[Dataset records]
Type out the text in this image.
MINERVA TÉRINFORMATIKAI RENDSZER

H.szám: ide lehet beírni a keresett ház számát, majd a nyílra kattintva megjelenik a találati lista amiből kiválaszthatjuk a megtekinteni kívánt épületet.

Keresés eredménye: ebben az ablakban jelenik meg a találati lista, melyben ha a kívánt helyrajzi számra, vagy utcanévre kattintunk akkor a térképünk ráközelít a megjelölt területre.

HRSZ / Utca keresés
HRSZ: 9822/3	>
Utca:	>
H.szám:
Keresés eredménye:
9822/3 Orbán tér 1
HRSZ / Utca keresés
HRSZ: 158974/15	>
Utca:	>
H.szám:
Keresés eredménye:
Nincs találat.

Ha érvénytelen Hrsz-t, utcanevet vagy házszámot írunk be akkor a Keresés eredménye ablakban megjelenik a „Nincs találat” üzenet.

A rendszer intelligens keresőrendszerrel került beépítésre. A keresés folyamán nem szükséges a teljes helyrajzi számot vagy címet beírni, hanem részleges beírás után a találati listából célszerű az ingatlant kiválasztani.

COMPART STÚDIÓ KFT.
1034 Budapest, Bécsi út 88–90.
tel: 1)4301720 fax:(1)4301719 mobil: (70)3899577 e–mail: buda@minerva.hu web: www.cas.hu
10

[Exercise description] Set down the entries verbatim, leaving none out.

[Reply to the task]
Type out the text in this image.
MINERVA TÉRINFORMATIKAI RENDSZER

H.szám: ide lehet beírni a keresett ház számát, majd a nyílra kattintva megjelenik a találati lista amiből kiválaszthatjuk a megtekinteni kívánt épületet.

Keresés eredménye: ebben az ablakban jelenik meg a találati lista, melyben ha a kívánt helyrajzi számra, vagy utcanévre kattintunk akkor a térképünk ráközelít a megjelölt területre.

HRSZ / Utca keresés
HRSZ: 9822/3	>
Utca:	>
H.szám:
Keresés eredménye:
9822/3 Orbán tér 1
HRSZ / Utca keresés
HRSZ: 158974/15	>
Utca:	>
H.szám:
Keresés eredménye:
Nincs találat.

Ha érvénytelen Hrsz-t, utcanevet vagy házszámot írunk be akkor a Keresés eredménye ablakban megjelenik a „Nincs találat” üzenet.

A rendszer intelligens keresőrendszerrel került beépítésre. A keresés folyamán nem szükséges a teljes helyrajzi számot vagy címet beírni, hanem részleges beírás után a találati listából célszerű az ingatlant kiválasztani.

COMPART STÚDIÓ KFT.
1034 Budapest, Bécsi út 88–90.
tel: 1)4301720 fax:(1)4301719 mobil: (70)3899577 e–mail: buda@minerva.hu web: www.cas.hu
10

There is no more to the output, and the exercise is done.